• [TASK INSTRUCTIONS]
Pull each line containing "legend" out of the data and copy it.

• [DATA ROWS]
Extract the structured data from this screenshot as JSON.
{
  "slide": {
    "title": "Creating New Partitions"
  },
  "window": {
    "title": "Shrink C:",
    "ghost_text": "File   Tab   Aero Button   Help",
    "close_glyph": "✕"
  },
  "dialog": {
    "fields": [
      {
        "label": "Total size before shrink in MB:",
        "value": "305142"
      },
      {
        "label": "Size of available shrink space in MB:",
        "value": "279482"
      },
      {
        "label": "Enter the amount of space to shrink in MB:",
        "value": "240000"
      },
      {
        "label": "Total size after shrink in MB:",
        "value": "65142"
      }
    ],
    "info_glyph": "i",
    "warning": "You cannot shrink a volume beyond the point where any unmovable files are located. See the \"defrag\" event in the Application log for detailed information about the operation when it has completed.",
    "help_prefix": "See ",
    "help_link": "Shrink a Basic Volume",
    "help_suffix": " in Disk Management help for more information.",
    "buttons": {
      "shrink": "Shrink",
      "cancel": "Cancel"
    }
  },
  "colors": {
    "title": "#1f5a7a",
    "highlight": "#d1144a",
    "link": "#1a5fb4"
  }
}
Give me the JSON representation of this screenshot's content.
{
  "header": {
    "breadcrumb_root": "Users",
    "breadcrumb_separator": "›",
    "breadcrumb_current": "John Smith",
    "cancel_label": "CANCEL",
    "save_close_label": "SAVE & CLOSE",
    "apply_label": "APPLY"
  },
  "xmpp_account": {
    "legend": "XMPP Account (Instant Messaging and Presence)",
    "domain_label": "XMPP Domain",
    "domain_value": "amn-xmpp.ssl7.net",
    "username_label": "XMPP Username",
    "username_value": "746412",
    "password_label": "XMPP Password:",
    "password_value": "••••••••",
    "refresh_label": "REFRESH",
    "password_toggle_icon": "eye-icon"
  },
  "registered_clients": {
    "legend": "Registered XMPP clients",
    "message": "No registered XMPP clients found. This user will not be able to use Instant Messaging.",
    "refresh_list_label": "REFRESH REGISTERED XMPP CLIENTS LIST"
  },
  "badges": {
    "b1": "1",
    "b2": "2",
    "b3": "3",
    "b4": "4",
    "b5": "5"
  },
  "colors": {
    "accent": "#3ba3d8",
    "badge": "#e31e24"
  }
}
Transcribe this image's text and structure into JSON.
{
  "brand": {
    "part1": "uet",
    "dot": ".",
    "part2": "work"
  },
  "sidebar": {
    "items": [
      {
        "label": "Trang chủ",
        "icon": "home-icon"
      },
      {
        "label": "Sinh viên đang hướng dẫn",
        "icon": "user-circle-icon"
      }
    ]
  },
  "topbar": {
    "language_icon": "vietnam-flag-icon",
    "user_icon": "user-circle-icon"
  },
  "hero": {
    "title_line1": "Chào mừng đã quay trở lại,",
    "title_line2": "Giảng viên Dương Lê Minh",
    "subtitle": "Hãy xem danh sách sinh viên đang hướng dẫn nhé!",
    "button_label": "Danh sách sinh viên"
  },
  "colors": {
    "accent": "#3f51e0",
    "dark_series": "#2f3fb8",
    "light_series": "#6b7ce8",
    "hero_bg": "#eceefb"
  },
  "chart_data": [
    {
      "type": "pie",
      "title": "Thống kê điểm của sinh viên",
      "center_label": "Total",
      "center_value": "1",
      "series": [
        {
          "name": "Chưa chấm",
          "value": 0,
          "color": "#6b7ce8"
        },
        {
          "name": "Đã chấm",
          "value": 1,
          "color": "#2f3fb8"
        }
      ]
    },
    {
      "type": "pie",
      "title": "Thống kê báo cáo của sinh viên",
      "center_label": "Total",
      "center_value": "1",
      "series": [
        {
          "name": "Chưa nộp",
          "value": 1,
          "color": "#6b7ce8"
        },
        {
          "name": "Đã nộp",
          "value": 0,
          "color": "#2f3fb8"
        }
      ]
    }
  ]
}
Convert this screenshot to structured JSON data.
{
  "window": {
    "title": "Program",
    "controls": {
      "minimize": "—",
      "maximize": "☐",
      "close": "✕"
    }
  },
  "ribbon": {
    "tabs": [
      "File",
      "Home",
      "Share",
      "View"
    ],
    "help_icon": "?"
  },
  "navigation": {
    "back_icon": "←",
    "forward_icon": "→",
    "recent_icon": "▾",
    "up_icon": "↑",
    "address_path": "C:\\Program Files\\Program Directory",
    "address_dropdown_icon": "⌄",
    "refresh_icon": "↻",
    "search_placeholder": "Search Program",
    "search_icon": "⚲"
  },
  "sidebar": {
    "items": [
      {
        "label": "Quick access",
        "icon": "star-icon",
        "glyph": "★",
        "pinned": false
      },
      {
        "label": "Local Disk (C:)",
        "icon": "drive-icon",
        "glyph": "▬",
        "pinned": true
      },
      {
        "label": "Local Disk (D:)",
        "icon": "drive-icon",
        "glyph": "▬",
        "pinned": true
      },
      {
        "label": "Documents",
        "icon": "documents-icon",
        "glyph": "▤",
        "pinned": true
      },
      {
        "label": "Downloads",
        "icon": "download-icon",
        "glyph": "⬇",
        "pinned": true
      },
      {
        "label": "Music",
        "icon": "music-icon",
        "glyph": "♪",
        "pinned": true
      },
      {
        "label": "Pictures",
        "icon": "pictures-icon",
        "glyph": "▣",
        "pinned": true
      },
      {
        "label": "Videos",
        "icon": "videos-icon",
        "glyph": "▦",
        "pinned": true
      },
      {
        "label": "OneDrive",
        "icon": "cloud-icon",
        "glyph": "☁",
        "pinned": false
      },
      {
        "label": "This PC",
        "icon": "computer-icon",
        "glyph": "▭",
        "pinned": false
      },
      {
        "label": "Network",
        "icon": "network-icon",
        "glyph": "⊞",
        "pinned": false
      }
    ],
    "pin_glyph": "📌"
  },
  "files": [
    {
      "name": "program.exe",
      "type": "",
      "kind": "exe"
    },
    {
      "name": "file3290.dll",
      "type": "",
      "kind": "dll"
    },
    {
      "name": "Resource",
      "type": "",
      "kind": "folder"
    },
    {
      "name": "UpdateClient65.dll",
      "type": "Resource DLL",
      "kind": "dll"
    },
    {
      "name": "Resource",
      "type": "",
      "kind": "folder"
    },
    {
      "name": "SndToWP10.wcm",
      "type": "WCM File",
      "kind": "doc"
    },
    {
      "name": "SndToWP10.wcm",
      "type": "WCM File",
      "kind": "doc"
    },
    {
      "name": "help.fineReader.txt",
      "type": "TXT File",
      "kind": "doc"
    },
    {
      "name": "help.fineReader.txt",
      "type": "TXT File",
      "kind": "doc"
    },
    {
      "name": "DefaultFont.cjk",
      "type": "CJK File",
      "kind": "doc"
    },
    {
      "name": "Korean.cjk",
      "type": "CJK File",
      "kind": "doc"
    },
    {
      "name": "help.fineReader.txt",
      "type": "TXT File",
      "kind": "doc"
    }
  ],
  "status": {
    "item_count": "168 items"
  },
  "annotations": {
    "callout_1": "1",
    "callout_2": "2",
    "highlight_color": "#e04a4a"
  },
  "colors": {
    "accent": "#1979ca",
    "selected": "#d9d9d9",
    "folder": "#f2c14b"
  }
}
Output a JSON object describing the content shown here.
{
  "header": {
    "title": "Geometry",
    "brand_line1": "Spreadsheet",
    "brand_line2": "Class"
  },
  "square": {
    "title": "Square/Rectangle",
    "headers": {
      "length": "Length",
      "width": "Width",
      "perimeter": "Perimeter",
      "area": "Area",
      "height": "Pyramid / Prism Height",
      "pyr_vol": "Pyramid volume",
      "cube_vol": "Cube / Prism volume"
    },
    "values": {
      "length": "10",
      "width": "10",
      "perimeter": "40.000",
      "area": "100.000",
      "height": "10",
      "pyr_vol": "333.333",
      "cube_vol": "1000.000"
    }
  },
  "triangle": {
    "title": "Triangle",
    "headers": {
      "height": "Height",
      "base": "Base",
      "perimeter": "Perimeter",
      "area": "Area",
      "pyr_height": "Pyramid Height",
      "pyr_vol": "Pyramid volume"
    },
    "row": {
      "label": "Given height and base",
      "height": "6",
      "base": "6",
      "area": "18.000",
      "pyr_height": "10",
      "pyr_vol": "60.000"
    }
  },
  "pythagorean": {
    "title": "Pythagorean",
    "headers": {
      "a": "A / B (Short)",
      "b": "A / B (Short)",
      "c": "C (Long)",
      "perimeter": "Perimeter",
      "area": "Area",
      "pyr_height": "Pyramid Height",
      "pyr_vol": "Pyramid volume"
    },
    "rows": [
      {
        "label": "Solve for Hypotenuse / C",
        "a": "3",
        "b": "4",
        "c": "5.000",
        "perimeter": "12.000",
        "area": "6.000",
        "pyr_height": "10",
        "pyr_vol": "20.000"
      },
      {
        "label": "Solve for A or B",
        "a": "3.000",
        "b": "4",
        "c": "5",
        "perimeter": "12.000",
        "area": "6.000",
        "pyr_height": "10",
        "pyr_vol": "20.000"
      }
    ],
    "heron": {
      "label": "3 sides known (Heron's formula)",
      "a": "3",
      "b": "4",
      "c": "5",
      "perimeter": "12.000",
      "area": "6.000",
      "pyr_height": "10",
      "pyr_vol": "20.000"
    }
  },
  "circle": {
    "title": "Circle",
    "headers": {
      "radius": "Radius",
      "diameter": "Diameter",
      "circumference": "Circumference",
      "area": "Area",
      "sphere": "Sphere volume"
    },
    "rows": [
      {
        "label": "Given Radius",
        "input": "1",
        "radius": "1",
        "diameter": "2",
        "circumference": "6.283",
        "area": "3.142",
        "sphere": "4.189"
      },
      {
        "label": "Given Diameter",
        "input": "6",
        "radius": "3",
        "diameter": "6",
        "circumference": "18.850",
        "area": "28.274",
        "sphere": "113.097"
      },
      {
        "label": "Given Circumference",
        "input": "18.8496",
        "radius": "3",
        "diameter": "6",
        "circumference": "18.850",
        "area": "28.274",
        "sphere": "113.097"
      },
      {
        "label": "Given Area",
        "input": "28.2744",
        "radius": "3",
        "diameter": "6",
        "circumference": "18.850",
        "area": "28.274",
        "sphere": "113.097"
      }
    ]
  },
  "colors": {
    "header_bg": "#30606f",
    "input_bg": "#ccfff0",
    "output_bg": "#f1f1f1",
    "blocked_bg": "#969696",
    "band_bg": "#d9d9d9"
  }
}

• [IN RESPONSE]
    "legend": "XMPP Account (Instant Messaging and Presence)",
    "legend": "Registered XMPP clients",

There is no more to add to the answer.